Strip the pictures and reproduce the rest of the listing exactly.

Dataset content start

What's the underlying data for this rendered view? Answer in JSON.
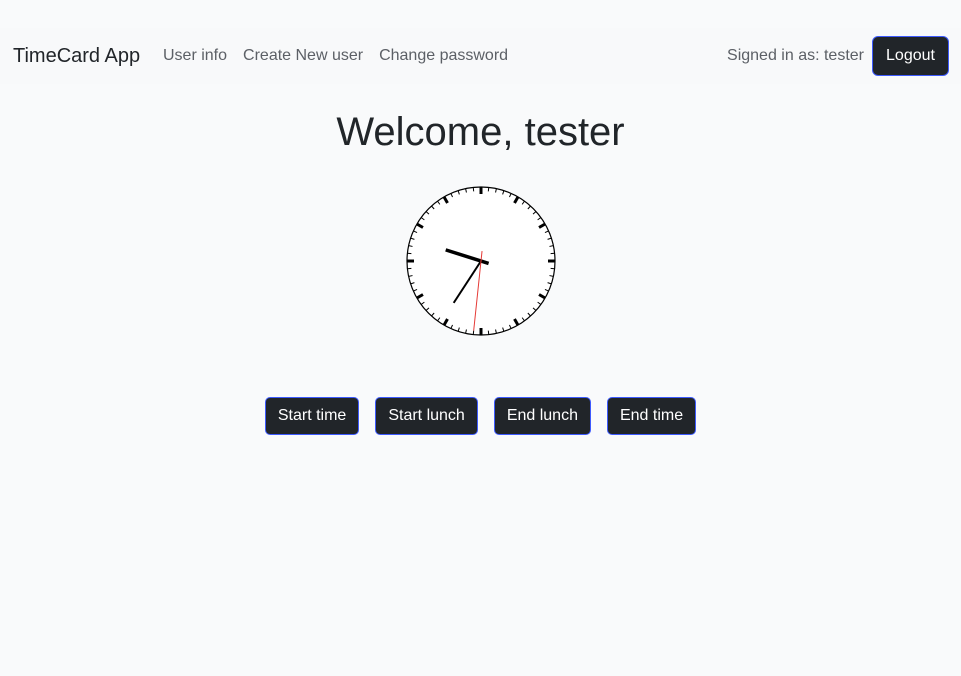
{
  "navbar": {
    "brand": "TimeCard App",
    "links": [
      {
        "label": "User info"
      },
      {
        "label": "Create New user"
      },
      {
        "label": "Change password"
      }
    ],
    "signed_in_text": "Signed in as: tester",
    "logout_label": "Logout"
  },
  "main": {
    "welcome_title": "Welcome, tester",
    "clock": {
      "hour": 9,
      "minute": 35,
      "second": 31,
      "second_hand_color": "#e53935"
    },
    "buttons": [
      {
        "label": "Start time"
      },
      {
        "label": "Start lunch"
      },
      {
        "label": "End lunch"
      },
      {
        "label": "End time"
      }
    ]
  },
  "colors": {
    "button_bg": "#212529",
    "button_border": "#3d5afe",
    "page_bg": "#f9fafb",
    "navbar_bg": "#f8f9fa"
  }
}
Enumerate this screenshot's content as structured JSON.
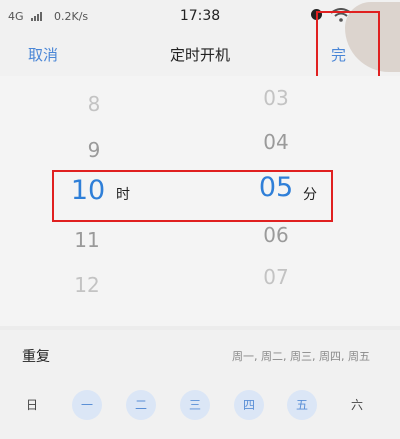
{
  "status_bar": {
    "network": "4G",
    "speed": "0.2K/s",
    "time": "17:38"
  },
  "header": {
    "cancel_label": "取消",
    "title": "定时开机",
    "done_label": "完"
  },
  "picker": {
    "hours": [
      "8",
      "9",
      "10",
      "11",
      "12"
    ],
    "selected_hour": "10",
    "hour_unit": "时",
    "minutes": [
      "03",
      "04",
      "05",
      "06",
      "07"
    ],
    "selected_minute": "05",
    "minute_unit": "分"
  },
  "repeat": {
    "label": "重复",
    "summary": "周一, 周二, 周三, 周四, 周五",
    "days": [
      {
        "label": "日",
        "selected": false
      },
      {
        "label": "一",
        "selected": true
      },
      {
        "label": "二",
        "selected": true
      },
      {
        "label": "三",
        "selected": true
      },
      {
        "label": "四",
        "selected": true
      },
      {
        "label": "五",
        "selected": true
      },
      {
        "label": "六",
        "selected": false
      }
    ]
  },
  "icons": [
    "signal-bars-icon",
    "alarm-icon",
    "wifi-icon"
  ],
  "colors": {
    "accent": "#2f7fd8",
    "link": "#4a86d6",
    "highlight_box": "#e02020",
    "day_selected_bg": "#dbe6f6"
  }
}
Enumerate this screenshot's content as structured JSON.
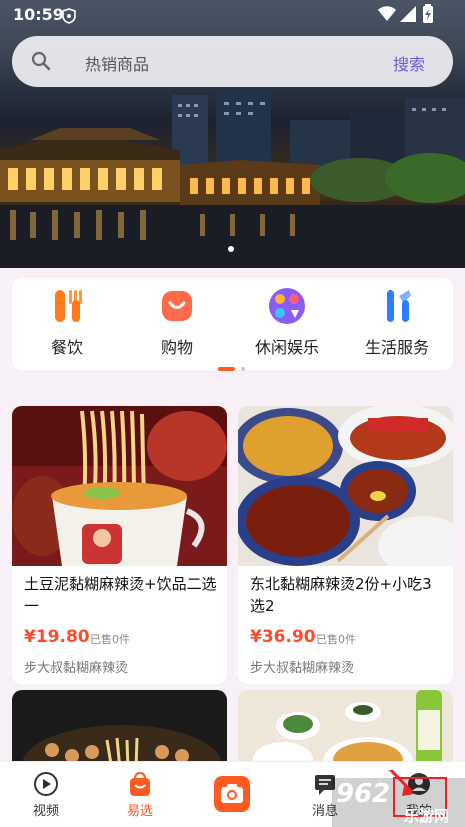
{
  "status": {
    "time": "10:59"
  },
  "search": {
    "placeholder": "热销商品",
    "button": "搜索"
  },
  "categories": [
    {
      "label": "餐饮",
      "icon": "cutlery-icon",
      "color": "#ff7a1a"
    },
    {
      "label": "购物",
      "icon": "shopping-bag-icon",
      "color": "#ff6b4a"
    },
    {
      "label": "休闲娱乐",
      "icon": "entertainment-icon",
      "color": "#8a5cf6"
    },
    {
      "label": "生活服务",
      "icon": "tools-icon",
      "color": "#2f7dff"
    }
  ],
  "products": [
    {
      "title": "土豆泥黏糊麻辣烫+饮品二选一",
      "price": "¥19.80",
      "sold": "已售0件",
      "shop": "步大叔黏糊麻辣烫"
    },
    {
      "title": "东北黏糊麻辣烫2份+小吃3选2",
      "price": "¥36.90",
      "sold": "已售0件",
      "shop": "步大叔黏糊麻辣烫"
    }
  ],
  "nav": {
    "items": [
      {
        "label": "视频",
        "icon": "play-circle-icon"
      },
      {
        "label": "易选",
        "icon": "shopping-bag-icon"
      },
      {
        "label": "",
        "icon": "camera-icon"
      },
      {
        "label": "消息",
        "icon": "message-icon"
      },
      {
        "label": "我的",
        "icon": "profile-icon"
      }
    ]
  },
  "watermark": {
    "logo": "962",
    "text": "乐游网"
  },
  "colors": {
    "accent": "#ff5a1f",
    "price": "#ff4b2b",
    "search_button": "#6f5bd6"
  }
}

Dataset content end

▸ **Expected output**
What's the underlying data for this rendered view? Answer in JSON.
{
  "navbar": {
    "brand": "TimeCard App",
    "links": [
      {
        "label": "User info"
      },
      {
        "label": "Create New user"
      },
      {
        "label": "Change password"
      }
    ],
    "signed_in_text": "Signed in as: tester",
    "logout_label": "Logout"
  },
  "main": {
    "welcome_title": "Welcome, tester",
    "clock": {
      "hour": 9,
      "minute": 35,
      "second": 31,
      "second_hand_color": "#e53935"
    },
    "buttons": [
      {
        "label": "Start time"
      },
      {
        "label": "Start lunch"
      },
      {
        "label": "End lunch"
      },
      {
        "label": "End time"
      }
    ]
  },
  "colors": {
    "button_bg": "#212529",
    "button_border": "#3d5afe",
    "page_bg": "#f9fafb",
    "navbar_bg": "#f8f9fa"
  }
}
Enumerate this screenshot's content as structured JSON.
{
  "status_bar": {
    "network": "4G",
    "speed": "0.2K/s",
    "time": "17:38"
  },
  "header": {
    "cancel_label": "取消",
    "title": "定时开机",
    "done_label": "完"
  },
  "picker": {
    "hours": [
      "8",
      "9",
      "10",
      "11",
      "12"
    ],
    "selected_hour": "10",
    "hour_unit": "时",
    "minutes": [
      "03",
      "04",
      "05",
      "06",
      "07"
    ],
    "selected_minute": "05",
    "minute_unit": "分"
  },
  "repeat": {
    "label": "重复",
    "summary": "周一, 周二, 周三, 周四, 周五",
    "days": [
      {
        "label": "日",
        "selected": false
      },
      {
        "label": "一",
        "selected": true
      },
      {
        "label": "二",
        "selected": true
      },
      {
        "label": "三",
        "selected": true
      },
      {
        "label": "四",
        "selected": true
      },
      {
        "label": "五",
        "selected": true
      },
      {
        "label": "六",
        "selected": false
      }
    ]
  },
  "icons": [
    "signal-bars-icon",
    "alarm-icon",
    "wifi-icon"
  ],
  "colors": {
    "accent": "#2f7fd8",
    "link": "#4a86d6",
    "highlight_box": "#e02020",
    "day_selected_bg": "#dbe6f6"
  }
}
Enumerate this screenshot's content as structured JSON.
{
  "status": {
    "time": "10:59"
  },
  "search": {
    "placeholder": "热销商品",
    "button": "搜索"
  },
  "categories": [
    {
      "label": "餐饮",
      "icon": "cutlery-icon",
      "color": "#ff7a1a"
    },
    {
      "label": "购物",
      "icon": "shopping-bag-icon",
      "color": "#ff6b4a"
    },
    {
      "label": "休闲娱乐",
      "icon": "entertainment-icon",
      "color": "#8a5cf6"
    },
    {
      "label": "生活服务",
      "icon": "tools-icon",
      "color": "#2f7dff"
    }
  ],
  "products": [
    {
      "title": "土豆泥黏糊麻辣烫+饮品二选一",
      "price": "¥19.80",
      "sold": "已售0件",
      "shop": "步大叔黏糊麻辣烫"
    },
    {
      "title": "东北黏糊麻辣烫2份+小吃3选2",
      "price": "¥36.90",
      "sold": "已售0件",
      "shop": "步大叔黏糊麻辣烫"
    }
  ],
  "nav": {
    "items": [
      {
        "label": "视频",
        "icon": "play-circle-icon"
      },
      {
        "label": "易选",
        "icon": "shopping-bag-icon"
      },
      {
        "label": "",
        "icon": "camera-icon"
      },
      {
        "label": "消息",
        "icon": "message-icon"
      },
      {
        "label": "我的",
        "icon": "profile-icon"
      }
    ]
  },
  "watermark": {
    "logo": "962",
    "text": "乐游网"
  },
  "colors": {
    "accent": "#ff5a1f",
    "price": "#ff4b2b",
    "search_button": "#6f5bd6"
  }
}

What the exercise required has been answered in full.